Transcript entries for document pages:
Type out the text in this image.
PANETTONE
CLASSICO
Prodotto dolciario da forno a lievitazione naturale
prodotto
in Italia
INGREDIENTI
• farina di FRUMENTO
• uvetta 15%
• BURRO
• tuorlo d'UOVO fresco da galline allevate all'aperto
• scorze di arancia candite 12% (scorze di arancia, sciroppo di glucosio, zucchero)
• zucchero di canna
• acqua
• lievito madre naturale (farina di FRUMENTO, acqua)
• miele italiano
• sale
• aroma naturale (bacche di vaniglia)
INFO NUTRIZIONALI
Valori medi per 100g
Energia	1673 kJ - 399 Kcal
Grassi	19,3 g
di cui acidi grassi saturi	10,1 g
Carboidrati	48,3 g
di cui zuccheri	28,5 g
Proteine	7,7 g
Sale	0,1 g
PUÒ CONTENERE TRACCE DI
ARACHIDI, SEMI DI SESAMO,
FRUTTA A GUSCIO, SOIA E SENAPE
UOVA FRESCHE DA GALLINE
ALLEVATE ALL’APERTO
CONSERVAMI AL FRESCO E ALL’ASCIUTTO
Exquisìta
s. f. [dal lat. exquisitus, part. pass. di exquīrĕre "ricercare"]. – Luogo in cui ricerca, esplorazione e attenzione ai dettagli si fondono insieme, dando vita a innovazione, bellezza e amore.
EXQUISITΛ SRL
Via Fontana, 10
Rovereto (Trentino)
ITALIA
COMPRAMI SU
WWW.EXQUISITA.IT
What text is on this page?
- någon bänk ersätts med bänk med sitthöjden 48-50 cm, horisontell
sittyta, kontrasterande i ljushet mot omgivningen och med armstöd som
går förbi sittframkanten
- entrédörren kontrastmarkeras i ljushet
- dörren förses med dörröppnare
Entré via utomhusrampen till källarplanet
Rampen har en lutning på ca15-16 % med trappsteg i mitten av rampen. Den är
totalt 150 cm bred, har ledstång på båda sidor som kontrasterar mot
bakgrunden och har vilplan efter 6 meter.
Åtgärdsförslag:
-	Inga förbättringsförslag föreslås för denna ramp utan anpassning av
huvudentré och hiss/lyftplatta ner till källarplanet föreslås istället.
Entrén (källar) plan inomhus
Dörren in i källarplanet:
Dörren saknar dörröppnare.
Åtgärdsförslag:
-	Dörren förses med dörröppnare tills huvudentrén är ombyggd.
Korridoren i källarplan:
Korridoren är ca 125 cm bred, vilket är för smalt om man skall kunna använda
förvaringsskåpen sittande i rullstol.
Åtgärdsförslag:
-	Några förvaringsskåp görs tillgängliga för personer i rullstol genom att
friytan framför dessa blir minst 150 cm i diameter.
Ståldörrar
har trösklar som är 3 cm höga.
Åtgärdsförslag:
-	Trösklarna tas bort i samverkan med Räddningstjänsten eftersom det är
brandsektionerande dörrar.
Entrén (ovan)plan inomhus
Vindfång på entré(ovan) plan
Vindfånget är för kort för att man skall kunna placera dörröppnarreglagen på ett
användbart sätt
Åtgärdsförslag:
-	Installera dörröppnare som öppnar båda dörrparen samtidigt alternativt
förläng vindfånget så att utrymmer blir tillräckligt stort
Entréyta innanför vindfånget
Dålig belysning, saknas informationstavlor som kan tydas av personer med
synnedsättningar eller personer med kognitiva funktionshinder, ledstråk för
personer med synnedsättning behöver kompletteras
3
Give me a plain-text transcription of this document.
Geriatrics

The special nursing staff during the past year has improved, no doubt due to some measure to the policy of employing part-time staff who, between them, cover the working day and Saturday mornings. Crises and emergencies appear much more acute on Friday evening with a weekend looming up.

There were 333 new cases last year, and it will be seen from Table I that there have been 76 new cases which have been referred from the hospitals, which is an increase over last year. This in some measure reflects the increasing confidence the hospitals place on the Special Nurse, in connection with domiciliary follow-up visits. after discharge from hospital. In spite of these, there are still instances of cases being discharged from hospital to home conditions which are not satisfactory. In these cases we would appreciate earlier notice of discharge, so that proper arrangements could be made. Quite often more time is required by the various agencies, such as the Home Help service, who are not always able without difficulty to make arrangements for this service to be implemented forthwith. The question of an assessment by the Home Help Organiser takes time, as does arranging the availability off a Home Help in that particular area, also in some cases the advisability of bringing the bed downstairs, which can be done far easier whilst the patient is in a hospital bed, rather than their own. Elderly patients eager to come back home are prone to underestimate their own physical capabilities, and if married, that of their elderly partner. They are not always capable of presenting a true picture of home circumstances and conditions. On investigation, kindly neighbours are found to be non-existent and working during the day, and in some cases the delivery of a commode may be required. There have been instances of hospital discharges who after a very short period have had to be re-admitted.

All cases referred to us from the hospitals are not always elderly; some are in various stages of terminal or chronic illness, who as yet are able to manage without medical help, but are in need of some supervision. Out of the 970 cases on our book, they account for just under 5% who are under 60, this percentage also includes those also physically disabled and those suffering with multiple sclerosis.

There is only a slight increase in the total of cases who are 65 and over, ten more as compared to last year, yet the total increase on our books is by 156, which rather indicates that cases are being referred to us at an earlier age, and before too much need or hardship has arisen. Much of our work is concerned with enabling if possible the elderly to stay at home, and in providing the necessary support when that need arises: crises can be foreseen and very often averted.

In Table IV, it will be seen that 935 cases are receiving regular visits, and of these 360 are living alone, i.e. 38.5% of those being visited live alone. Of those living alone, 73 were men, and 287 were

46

§ **Task goal**
Would you copy every line of the entries in which "skall" appears?

§ **Response to the task**
Korridoren är ca 125 cm bred, vilket är för smalt om man skall kunna använda
Vindfånget är för kort för att man skall kunna placera dörröppnarreglagen på ett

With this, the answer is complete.